Problem to solve
Would you transcribe the listing that follows, character for character, and omit its images?

Data for processing
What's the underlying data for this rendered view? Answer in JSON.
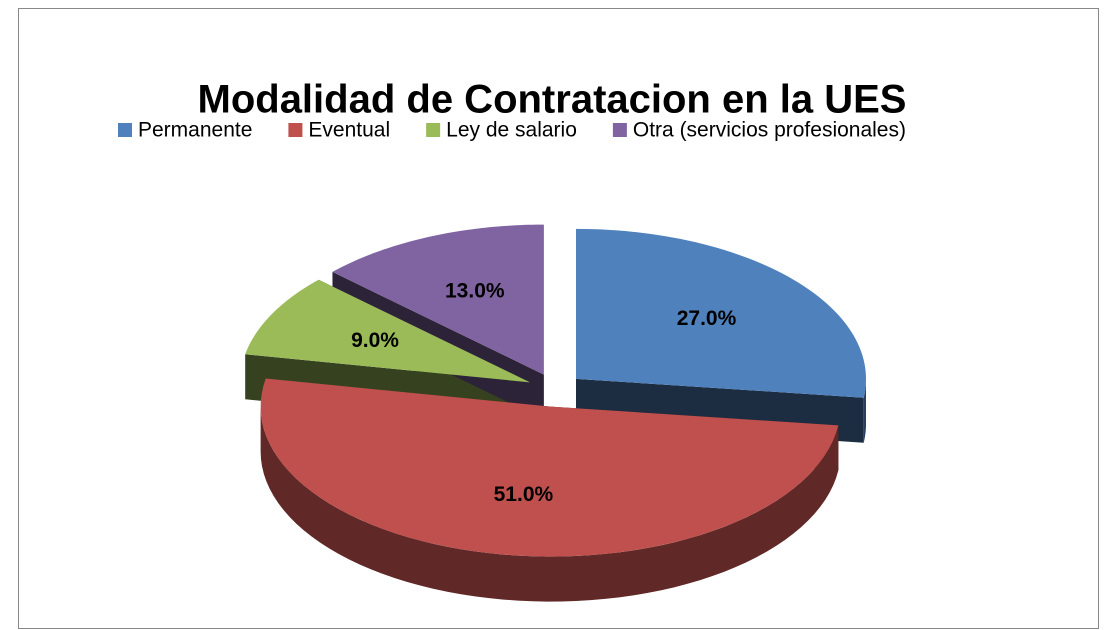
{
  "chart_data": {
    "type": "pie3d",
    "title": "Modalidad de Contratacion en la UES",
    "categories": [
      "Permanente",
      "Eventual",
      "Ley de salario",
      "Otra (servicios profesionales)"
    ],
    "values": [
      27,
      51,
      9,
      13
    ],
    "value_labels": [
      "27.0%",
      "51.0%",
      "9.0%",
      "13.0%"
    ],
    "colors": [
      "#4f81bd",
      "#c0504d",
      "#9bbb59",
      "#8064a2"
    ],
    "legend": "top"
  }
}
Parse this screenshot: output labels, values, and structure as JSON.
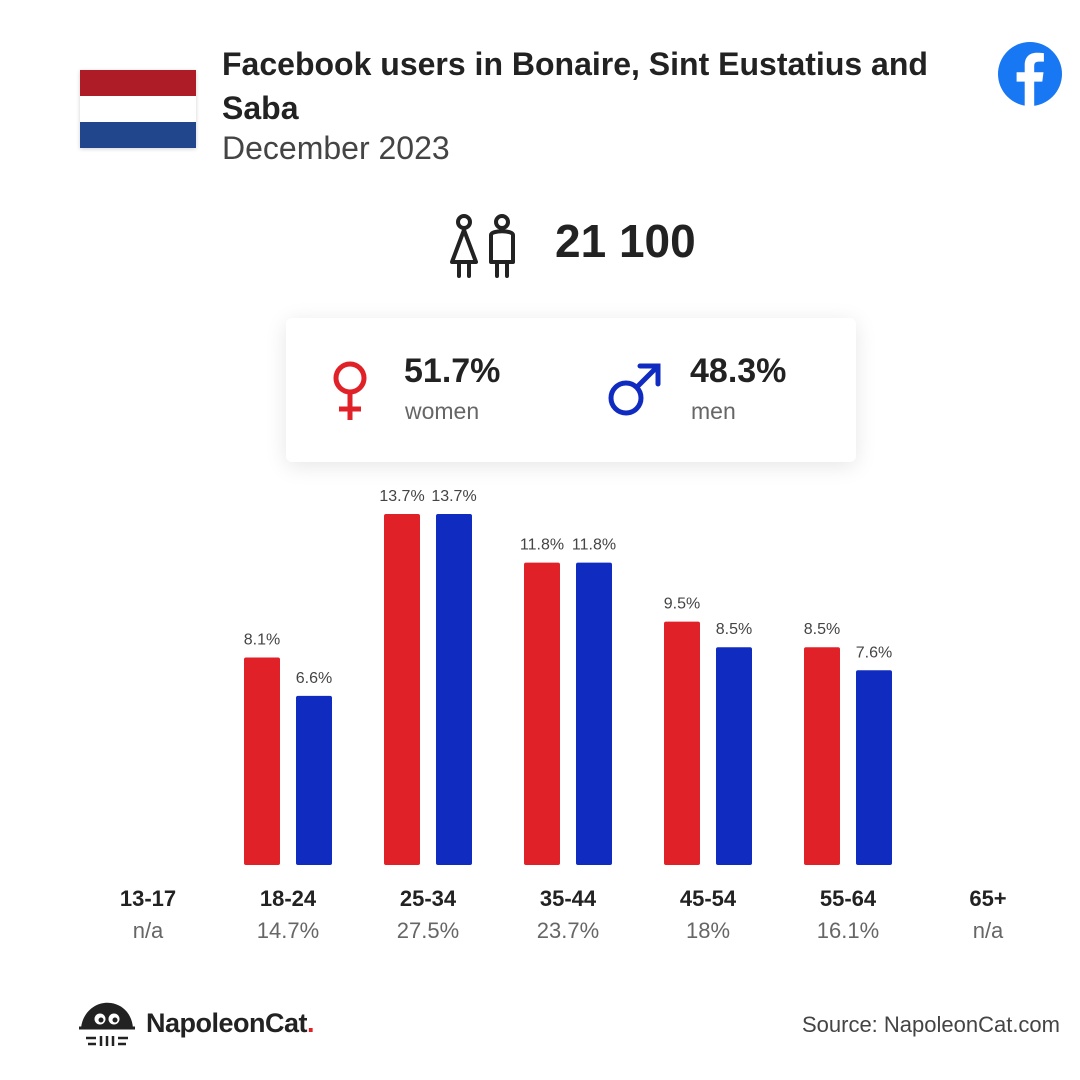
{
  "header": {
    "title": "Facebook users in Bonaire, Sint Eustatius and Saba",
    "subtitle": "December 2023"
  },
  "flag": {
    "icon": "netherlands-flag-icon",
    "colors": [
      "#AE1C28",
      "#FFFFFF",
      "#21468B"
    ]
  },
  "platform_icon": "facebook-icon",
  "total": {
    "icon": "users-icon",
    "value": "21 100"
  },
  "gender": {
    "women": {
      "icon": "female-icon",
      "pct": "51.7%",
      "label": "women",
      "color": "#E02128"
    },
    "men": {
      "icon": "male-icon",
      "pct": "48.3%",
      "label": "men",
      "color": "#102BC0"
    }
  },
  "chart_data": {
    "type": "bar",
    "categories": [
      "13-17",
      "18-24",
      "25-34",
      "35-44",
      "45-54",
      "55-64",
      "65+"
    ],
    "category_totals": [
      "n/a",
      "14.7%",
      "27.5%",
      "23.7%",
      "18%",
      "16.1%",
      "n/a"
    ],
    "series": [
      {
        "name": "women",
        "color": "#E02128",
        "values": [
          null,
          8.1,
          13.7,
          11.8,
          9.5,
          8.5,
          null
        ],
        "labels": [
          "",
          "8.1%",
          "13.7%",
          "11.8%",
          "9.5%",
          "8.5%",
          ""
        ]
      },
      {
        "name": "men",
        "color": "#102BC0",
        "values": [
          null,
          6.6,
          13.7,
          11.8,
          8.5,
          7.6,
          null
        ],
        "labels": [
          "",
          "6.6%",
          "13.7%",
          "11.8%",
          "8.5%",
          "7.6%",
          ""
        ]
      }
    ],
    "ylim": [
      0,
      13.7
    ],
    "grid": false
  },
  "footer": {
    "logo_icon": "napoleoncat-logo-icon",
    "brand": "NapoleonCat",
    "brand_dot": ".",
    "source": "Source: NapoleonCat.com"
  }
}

Response to this task
What's the underlying data for this rendered view? Answer in JSON.
{
  "chart_data": {
    "type": "pie3d",
    "title": "Modalidad de Contratacion en la UES",
    "categories": [
      "Permanente",
      "Eventual",
      "Ley de salario",
      "Otra (servicios profesionales)"
    ],
    "values": [
      27,
      51,
      9,
      13
    ],
    "value_labels": [
      "27.0%",
      "51.0%",
      "9.0%",
      "13.0%"
    ],
    "colors": [
      "#4f81bd",
      "#c0504d",
      "#9bbb59",
      "#8064a2"
    ],
    "legend": "top"
  }
}
Parse this screenshot: output labels, values, and structure as JSON.
{
  "header": {
    "title": "Facebook users in Bonaire, Sint Eustatius and Saba",
    "subtitle": "December 2023"
  },
  "flag": {
    "icon": "netherlands-flag-icon",
    "colors": [
      "#AE1C28",
      "#FFFFFF",
      "#21468B"
    ]
  },
  "platform_icon": "facebook-icon",
  "total": {
    "icon": "users-icon",
    "value": "21 100"
  },
  "gender": {
    "women": {
      "icon": "female-icon",
      "pct": "51.7%",
      "label": "women",
      "color": "#E02128"
    },
    "men": {
      "icon": "male-icon",
      "pct": "48.3%",
      "label": "men",
      "color": "#102BC0"
    }
  },
  "chart_data": {
    "type": "bar",
    "categories": [
      "13-17",
      "18-24",
      "25-34",
      "35-44",
      "45-54",
      "55-64",
      "65+"
    ],
    "category_totals": [
      "n/a",
      "14.7%",
      "27.5%",
      "23.7%",
      "18%",
      "16.1%",
      "n/a"
    ],
    "series": [
      {
        "name": "women",
        "color": "#E02128",
        "values": [
          null,
          8.1,
          13.7,
          11.8,
          9.5,
          8.5,
          null
        ],
        "labels": [
          "",
          "8.1%",
          "13.7%",
          "11.8%",
          "9.5%",
          "8.5%",
          ""
        ]
      },
      {
        "name": "men",
        "color": "#102BC0",
        "values": [
          null,
          6.6,
          13.7,
          11.8,
          8.5,
          7.6,
          null
        ],
        "labels": [
          "",
          "6.6%",
          "13.7%",
          "11.8%",
          "8.5%",
          "7.6%",
          ""
        ]
      }
    ],
    "ylim": [
      0,
      13.7
    ],
    "grid": false
  },
  "footer": {
    "logo_icon": "napoleoncat-logo-icon",
    "brand": "NapoleonCat",
    "brand_dot": ".",
    "source": "Source: NapoleonCat.com"
  }
}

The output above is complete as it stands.